▶ Figure record listings
***

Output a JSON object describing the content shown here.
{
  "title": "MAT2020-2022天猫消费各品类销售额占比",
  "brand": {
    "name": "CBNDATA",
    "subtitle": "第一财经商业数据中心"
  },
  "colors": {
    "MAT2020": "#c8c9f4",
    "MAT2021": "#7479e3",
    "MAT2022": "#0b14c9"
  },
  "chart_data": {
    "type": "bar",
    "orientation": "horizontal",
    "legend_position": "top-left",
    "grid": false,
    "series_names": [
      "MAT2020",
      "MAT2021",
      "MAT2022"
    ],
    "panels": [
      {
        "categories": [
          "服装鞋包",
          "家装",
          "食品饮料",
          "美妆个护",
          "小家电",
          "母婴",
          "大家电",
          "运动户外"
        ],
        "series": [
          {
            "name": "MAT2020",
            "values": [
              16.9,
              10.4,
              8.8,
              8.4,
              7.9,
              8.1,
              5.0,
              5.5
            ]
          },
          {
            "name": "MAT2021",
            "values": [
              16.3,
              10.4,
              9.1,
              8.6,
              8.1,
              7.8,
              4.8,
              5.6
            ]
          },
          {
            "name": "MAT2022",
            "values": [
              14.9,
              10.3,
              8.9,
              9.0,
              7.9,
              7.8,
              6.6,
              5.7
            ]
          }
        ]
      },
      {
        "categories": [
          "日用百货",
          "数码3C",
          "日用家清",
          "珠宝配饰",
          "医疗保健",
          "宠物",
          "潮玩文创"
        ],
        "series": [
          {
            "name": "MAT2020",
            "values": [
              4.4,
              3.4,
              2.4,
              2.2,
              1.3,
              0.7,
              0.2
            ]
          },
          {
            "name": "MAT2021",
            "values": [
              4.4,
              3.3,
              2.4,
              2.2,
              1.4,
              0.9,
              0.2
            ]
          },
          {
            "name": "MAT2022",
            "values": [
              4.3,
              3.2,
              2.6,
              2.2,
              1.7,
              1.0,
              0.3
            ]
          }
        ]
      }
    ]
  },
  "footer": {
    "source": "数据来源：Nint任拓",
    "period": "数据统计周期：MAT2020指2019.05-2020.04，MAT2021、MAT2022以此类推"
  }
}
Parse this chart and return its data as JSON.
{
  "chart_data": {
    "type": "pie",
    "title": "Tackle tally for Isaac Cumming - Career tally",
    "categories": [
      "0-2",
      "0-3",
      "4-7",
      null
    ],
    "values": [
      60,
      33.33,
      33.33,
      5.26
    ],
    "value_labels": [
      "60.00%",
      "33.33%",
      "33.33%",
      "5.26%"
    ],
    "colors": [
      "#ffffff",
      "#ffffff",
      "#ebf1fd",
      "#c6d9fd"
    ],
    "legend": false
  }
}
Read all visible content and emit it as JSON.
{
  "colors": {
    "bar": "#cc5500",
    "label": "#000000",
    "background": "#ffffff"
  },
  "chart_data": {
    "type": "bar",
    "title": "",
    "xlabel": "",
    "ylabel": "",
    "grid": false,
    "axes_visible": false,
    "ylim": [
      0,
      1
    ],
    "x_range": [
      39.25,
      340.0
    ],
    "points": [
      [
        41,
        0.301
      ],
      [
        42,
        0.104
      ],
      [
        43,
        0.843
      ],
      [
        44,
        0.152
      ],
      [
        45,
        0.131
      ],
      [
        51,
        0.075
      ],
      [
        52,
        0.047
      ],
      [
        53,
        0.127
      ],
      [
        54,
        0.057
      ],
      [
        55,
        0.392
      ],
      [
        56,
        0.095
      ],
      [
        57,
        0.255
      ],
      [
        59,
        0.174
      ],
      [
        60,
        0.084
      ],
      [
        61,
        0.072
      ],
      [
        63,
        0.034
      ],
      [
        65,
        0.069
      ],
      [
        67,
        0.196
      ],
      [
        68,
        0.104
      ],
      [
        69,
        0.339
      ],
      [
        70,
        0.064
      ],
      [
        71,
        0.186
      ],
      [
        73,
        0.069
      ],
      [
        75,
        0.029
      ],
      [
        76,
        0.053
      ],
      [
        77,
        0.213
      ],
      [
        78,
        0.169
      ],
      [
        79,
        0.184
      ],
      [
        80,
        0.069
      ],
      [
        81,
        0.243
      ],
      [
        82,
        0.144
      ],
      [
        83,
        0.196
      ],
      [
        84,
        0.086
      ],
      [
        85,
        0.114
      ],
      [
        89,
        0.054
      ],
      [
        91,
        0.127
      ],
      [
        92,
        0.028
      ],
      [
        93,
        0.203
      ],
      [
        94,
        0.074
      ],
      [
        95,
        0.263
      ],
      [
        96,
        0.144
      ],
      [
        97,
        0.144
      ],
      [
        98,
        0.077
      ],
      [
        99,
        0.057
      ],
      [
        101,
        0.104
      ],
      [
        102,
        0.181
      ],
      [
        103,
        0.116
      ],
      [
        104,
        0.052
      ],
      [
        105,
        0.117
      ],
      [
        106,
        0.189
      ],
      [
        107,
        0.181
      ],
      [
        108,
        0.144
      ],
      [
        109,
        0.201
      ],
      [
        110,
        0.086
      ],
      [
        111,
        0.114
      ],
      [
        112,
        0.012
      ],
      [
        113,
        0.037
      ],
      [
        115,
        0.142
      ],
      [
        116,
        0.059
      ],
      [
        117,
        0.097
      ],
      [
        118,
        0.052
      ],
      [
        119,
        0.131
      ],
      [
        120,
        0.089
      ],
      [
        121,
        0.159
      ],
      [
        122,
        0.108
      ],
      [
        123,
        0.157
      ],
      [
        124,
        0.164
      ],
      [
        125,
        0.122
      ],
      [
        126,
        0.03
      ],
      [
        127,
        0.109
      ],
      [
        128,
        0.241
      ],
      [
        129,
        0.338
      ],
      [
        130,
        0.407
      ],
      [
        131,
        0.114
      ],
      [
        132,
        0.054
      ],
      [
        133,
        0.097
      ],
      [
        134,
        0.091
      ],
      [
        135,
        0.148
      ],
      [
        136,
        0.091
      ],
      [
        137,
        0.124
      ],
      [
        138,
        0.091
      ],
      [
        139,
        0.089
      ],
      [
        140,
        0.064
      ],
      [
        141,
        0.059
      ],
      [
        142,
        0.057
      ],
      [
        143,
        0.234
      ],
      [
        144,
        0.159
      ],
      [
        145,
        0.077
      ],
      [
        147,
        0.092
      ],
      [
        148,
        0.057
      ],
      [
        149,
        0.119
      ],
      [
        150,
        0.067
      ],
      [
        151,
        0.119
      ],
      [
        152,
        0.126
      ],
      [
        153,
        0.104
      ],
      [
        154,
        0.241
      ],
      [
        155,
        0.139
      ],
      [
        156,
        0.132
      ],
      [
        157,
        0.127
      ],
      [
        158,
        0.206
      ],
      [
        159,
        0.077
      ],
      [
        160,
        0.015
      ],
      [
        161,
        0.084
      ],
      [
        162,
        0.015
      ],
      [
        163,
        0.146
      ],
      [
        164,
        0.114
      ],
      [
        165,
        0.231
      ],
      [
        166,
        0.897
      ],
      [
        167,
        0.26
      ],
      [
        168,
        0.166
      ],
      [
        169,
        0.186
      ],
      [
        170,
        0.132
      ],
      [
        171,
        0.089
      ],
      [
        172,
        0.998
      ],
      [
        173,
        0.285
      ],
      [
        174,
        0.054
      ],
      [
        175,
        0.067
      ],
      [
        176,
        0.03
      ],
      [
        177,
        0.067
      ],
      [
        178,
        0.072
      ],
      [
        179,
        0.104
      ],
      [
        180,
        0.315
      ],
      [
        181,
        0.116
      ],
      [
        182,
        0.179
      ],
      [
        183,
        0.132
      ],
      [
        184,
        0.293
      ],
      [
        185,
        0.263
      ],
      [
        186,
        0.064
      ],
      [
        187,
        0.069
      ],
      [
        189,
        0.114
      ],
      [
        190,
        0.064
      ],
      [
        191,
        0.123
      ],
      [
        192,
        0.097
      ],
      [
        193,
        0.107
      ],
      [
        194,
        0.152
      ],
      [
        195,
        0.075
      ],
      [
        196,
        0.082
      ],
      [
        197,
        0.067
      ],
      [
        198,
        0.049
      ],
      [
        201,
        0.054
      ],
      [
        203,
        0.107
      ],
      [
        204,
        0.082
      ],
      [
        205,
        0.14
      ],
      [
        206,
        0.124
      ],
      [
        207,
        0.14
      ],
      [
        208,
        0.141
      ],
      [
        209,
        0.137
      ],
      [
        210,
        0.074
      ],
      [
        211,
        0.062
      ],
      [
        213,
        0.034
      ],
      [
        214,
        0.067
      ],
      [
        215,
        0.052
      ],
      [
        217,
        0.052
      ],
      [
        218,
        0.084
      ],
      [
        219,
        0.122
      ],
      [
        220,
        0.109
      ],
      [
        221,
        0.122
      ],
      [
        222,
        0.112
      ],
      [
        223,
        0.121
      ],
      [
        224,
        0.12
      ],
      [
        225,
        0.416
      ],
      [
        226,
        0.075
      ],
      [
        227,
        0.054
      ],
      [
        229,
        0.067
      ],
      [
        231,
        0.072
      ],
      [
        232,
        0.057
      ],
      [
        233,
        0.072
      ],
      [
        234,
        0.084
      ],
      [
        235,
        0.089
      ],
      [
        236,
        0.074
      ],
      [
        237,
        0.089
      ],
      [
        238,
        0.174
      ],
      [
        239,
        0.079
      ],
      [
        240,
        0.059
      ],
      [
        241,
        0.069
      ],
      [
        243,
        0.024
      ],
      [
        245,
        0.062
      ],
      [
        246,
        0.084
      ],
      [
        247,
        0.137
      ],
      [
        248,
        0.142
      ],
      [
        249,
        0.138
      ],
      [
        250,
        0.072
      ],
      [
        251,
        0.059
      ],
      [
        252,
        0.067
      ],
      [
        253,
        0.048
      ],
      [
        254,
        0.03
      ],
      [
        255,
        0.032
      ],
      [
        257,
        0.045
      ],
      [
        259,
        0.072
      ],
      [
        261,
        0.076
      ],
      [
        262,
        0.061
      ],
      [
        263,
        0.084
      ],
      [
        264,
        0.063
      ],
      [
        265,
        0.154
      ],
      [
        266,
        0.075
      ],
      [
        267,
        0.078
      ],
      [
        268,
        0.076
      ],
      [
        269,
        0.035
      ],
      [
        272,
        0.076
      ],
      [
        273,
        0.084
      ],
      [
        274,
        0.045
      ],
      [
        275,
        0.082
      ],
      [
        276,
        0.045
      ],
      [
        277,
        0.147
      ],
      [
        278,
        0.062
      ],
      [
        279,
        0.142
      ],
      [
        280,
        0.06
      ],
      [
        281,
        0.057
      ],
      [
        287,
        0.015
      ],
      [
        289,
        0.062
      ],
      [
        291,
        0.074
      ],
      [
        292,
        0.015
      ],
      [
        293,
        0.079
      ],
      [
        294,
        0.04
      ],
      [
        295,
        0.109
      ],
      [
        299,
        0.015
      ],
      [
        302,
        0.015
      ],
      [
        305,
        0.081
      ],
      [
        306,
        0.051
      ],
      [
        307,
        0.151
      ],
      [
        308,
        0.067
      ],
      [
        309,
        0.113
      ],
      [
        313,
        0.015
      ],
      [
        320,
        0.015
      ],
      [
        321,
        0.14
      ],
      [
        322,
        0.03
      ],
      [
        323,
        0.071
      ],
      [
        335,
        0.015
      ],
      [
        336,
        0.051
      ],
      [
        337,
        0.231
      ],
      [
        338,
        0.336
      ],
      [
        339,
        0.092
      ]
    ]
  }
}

***

▶ GIVEN EXERCISE
What is the number of lines above that contain "content"? Answer with that number only.

▶ RESPONSE TO THE EXERCISE
2